- **Stated task**
Figure out how many lines of the material below contain the word "Utilities". Answer with the number only.

- **Listing**
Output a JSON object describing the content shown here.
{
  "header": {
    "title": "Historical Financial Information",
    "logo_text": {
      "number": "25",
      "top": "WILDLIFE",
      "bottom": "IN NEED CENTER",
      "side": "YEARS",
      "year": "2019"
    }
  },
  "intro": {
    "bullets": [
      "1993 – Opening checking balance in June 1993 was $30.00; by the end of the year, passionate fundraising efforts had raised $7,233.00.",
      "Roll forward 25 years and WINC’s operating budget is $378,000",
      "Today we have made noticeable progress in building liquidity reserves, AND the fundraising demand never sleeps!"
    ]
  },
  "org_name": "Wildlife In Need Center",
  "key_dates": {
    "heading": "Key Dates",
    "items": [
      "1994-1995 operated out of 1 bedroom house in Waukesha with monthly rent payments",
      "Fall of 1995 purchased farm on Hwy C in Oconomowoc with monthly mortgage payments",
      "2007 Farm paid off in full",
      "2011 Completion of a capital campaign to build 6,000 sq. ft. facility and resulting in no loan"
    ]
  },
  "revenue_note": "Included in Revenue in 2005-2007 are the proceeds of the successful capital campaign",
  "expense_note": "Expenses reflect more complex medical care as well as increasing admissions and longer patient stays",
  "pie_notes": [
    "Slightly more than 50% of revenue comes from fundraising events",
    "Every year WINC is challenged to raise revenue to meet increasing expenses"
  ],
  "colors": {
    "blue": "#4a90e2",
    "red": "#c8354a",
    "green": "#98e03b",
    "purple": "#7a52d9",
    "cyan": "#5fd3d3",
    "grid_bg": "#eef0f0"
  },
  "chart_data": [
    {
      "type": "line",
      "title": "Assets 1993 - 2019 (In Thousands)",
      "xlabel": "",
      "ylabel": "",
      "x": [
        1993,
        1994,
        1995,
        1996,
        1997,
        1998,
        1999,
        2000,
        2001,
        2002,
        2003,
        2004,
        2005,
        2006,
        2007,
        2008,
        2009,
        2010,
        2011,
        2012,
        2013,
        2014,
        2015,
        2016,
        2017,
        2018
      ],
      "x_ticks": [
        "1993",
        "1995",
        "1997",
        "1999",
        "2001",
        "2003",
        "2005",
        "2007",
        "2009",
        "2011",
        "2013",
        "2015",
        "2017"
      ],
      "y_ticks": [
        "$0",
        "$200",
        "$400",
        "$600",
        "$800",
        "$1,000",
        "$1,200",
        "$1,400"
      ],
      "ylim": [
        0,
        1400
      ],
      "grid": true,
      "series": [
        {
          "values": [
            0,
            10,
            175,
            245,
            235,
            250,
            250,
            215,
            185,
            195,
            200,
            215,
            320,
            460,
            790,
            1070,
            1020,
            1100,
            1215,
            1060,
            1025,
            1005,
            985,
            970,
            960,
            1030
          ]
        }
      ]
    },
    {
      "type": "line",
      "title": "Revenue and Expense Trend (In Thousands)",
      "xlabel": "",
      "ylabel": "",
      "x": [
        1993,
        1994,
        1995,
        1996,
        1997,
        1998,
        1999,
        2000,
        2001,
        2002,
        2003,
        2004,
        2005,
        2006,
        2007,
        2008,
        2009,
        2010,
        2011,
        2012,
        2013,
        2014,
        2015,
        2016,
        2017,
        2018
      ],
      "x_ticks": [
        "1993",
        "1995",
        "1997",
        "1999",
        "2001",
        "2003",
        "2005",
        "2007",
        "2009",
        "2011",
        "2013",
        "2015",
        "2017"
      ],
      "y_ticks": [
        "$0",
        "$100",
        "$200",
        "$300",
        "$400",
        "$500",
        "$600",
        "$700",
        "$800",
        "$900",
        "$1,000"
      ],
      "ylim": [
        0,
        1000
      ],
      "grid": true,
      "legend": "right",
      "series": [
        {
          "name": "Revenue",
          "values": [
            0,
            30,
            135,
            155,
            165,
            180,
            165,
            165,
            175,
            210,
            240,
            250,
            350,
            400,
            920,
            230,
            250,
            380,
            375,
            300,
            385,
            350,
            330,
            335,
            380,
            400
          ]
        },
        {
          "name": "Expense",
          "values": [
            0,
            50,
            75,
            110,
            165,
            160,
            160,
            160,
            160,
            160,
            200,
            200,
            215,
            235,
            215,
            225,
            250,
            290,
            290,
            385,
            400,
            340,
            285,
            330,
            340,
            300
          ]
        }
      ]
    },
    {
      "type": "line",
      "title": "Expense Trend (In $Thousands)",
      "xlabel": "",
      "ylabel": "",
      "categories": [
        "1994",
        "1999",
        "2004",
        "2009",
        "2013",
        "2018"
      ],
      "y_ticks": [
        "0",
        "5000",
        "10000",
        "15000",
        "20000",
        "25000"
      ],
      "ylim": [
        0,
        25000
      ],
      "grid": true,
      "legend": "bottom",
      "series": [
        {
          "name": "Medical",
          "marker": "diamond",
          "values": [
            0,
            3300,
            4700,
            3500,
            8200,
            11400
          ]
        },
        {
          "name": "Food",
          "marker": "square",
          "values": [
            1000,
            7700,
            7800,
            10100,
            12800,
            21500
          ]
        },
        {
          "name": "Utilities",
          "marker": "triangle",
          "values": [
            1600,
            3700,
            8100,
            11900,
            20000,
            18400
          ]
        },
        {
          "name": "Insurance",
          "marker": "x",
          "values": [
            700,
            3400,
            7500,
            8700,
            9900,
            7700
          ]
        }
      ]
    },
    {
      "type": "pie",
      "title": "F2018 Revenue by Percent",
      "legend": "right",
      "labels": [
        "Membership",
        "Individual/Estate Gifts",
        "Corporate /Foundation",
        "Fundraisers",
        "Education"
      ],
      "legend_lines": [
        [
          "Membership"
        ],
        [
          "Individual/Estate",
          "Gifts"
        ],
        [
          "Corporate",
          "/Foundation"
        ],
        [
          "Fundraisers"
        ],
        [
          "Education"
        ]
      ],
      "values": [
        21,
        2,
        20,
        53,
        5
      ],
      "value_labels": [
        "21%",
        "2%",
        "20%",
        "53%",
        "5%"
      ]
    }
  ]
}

--

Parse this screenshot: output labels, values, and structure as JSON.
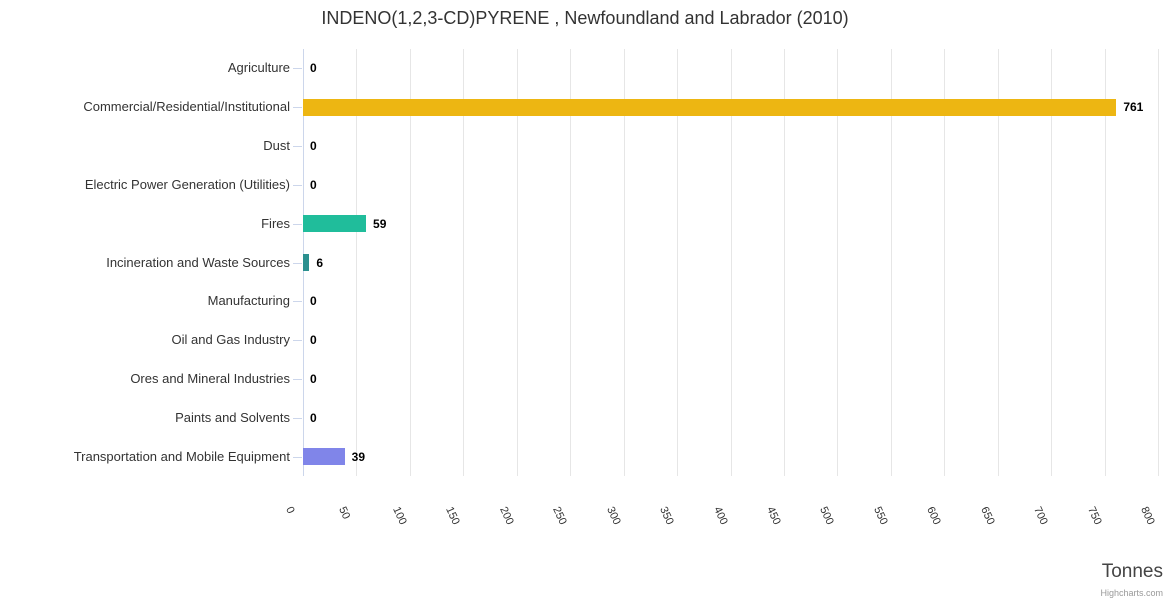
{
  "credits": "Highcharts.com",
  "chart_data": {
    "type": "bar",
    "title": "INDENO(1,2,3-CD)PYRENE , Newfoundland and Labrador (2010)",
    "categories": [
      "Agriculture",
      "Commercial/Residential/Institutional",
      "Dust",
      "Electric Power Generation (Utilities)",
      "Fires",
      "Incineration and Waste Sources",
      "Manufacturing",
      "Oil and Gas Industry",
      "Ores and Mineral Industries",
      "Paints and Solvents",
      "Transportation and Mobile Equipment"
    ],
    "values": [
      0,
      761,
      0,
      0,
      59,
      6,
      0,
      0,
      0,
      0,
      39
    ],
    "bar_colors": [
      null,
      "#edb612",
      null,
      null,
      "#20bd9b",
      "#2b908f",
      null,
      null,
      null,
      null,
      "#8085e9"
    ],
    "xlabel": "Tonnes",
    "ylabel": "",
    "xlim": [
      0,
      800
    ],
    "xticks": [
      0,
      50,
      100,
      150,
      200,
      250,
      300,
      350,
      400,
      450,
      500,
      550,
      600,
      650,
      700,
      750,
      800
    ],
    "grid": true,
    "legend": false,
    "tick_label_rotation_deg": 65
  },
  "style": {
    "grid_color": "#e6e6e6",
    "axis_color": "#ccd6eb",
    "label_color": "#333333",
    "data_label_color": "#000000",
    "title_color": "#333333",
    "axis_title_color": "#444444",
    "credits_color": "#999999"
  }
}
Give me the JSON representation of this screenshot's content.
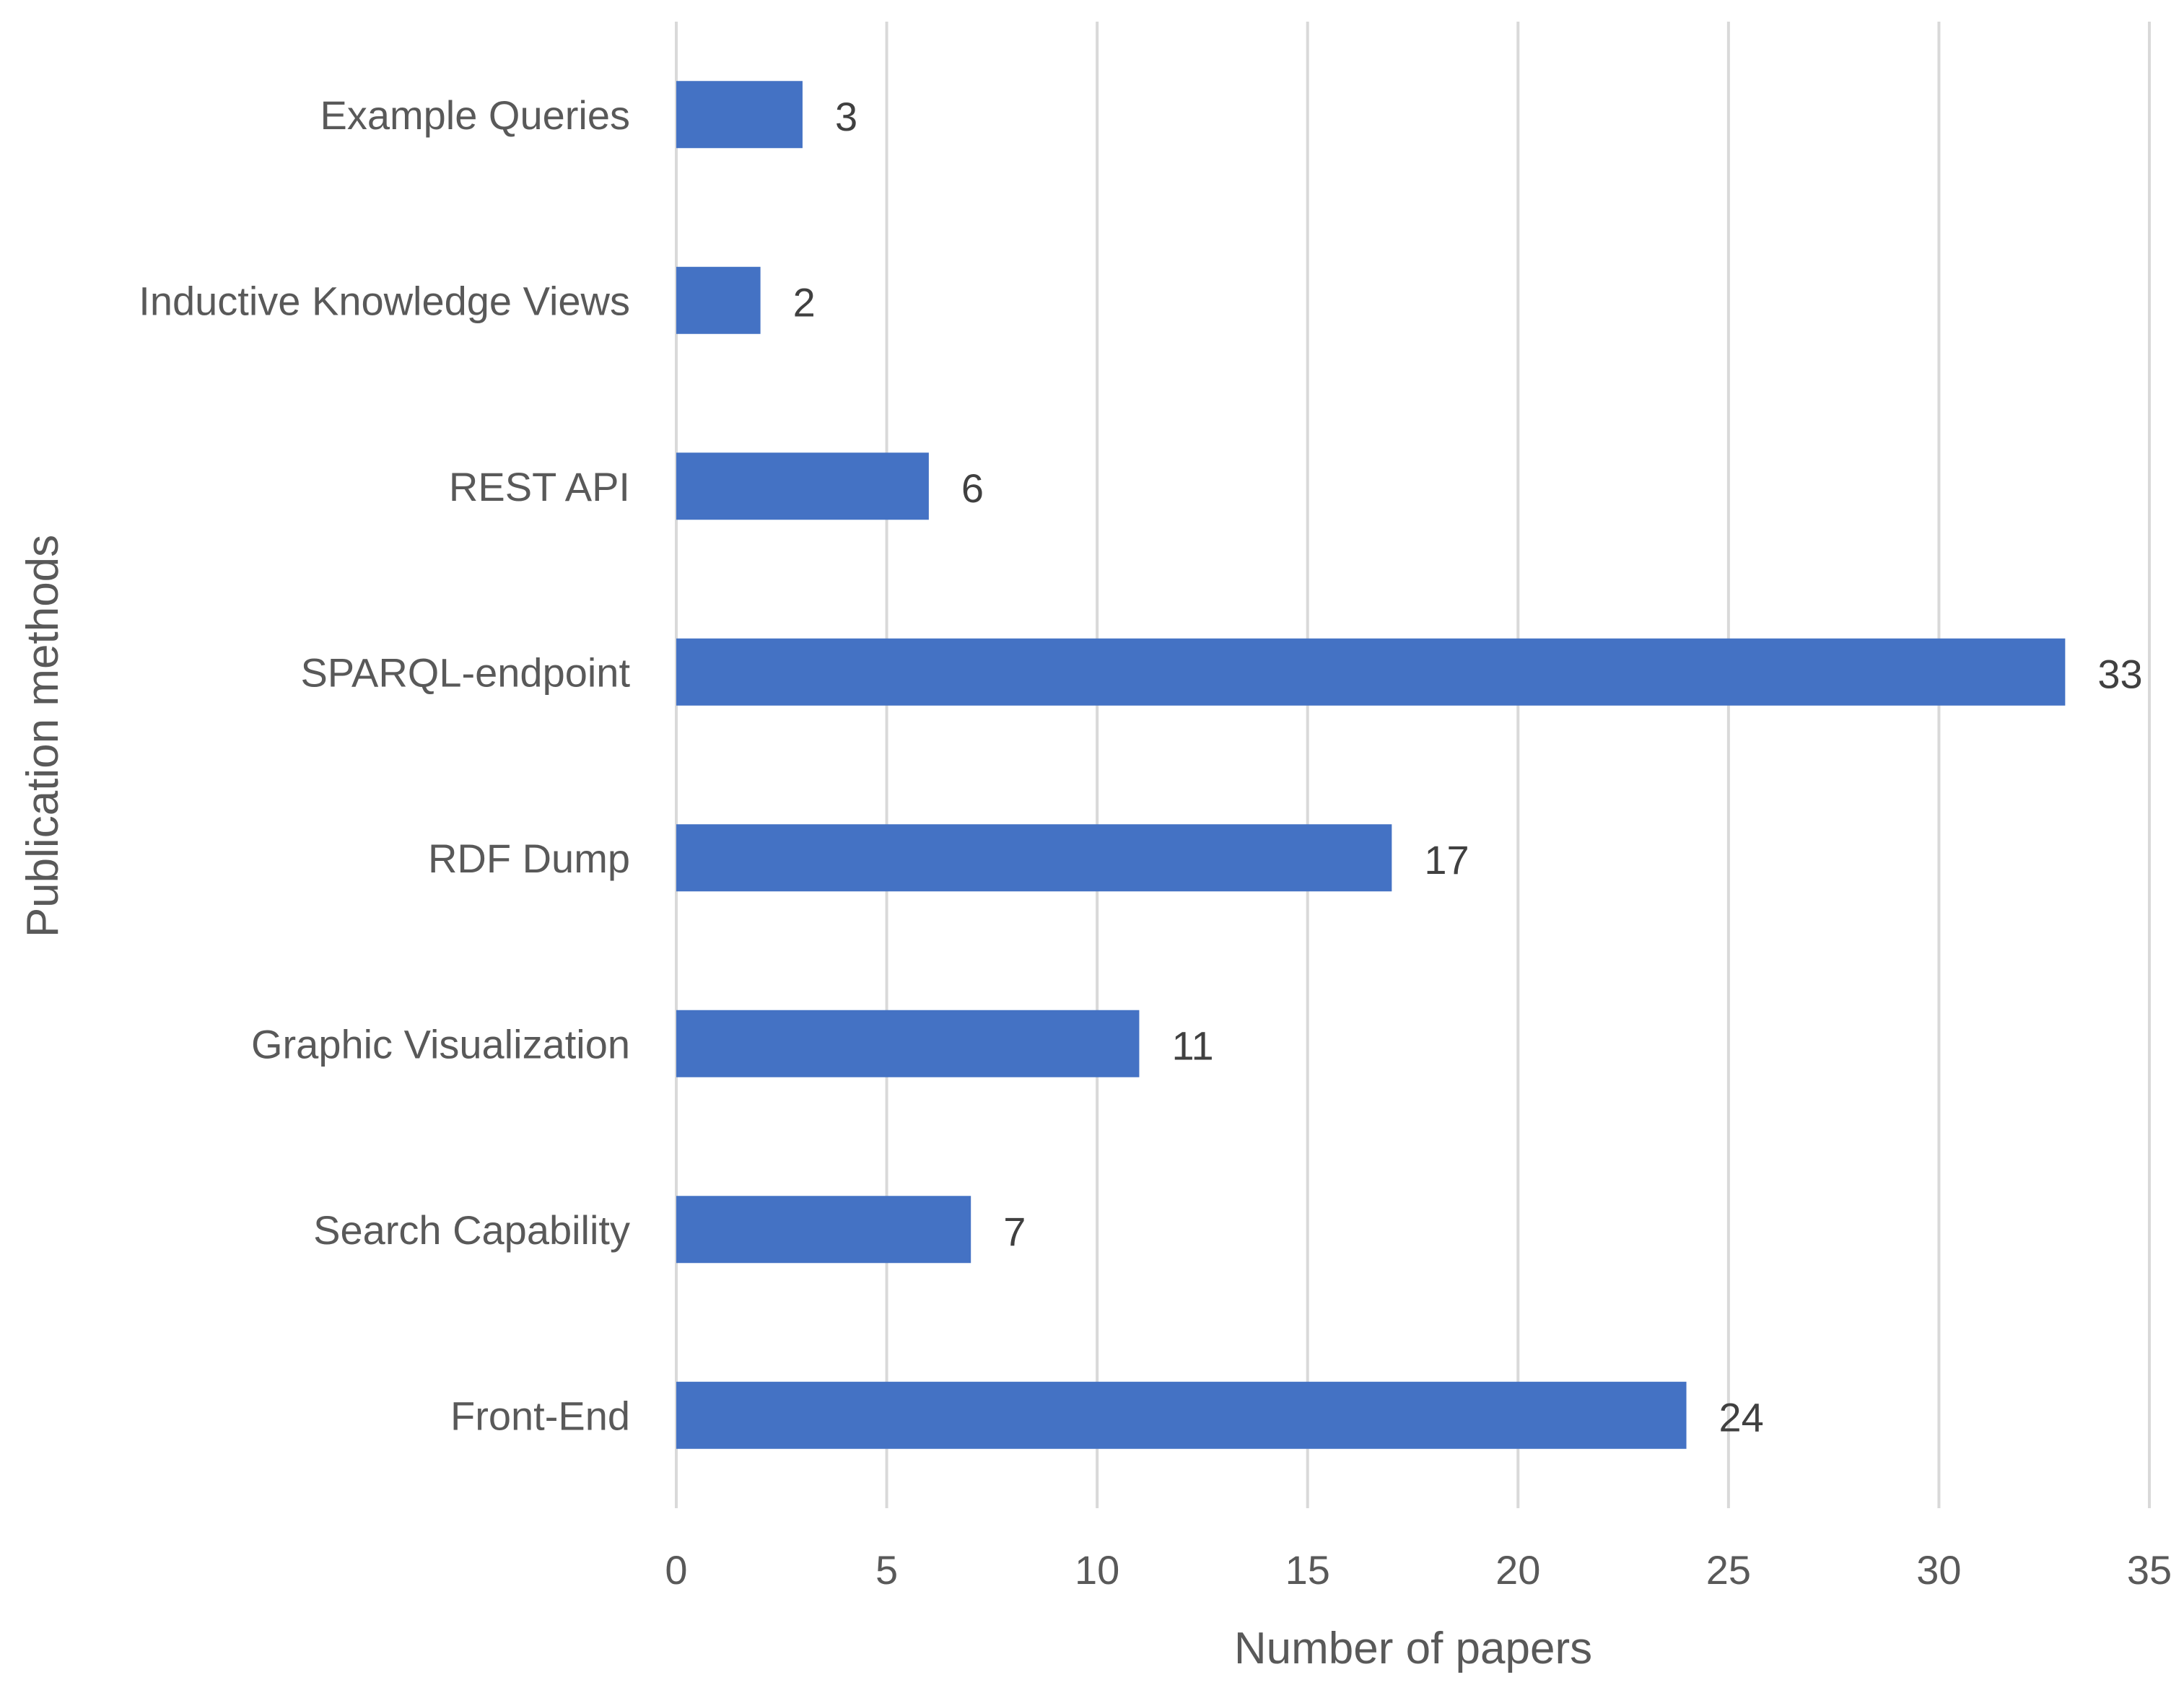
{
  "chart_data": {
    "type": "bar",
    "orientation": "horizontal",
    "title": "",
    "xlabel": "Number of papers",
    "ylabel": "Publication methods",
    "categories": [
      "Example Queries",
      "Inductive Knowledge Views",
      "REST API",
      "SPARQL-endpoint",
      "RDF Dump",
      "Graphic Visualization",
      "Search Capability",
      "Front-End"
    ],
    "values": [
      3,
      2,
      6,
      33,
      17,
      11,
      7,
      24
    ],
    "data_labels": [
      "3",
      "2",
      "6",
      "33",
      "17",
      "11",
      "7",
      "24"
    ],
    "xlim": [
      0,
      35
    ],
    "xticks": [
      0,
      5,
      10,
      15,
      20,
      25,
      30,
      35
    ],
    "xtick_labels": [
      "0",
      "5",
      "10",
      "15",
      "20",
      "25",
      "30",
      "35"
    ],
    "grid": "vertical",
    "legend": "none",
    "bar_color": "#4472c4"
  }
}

* * *

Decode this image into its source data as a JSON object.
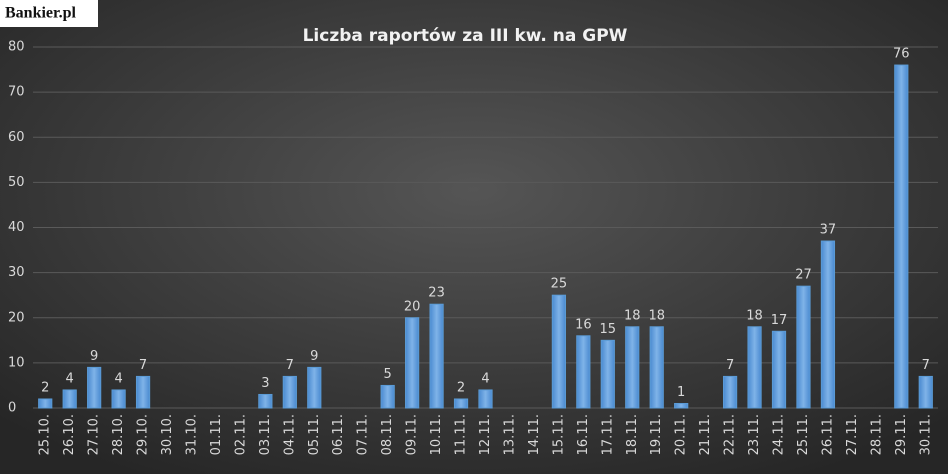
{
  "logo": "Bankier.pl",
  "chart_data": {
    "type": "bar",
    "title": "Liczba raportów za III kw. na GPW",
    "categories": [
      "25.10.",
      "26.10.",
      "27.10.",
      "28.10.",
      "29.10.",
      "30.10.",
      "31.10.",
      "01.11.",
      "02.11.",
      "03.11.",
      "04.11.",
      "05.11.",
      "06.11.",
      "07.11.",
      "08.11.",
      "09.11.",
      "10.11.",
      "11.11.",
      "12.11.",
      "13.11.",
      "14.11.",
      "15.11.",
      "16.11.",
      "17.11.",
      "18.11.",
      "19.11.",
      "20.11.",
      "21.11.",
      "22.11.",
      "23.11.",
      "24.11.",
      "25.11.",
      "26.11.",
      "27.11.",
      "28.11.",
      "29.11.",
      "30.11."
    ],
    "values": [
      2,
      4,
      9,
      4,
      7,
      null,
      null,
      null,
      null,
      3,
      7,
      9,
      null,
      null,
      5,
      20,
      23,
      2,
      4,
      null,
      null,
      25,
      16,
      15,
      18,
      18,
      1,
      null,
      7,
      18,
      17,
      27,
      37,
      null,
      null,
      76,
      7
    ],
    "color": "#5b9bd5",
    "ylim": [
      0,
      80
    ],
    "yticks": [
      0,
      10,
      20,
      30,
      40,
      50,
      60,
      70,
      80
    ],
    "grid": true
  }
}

- **Answer to the exercise**
2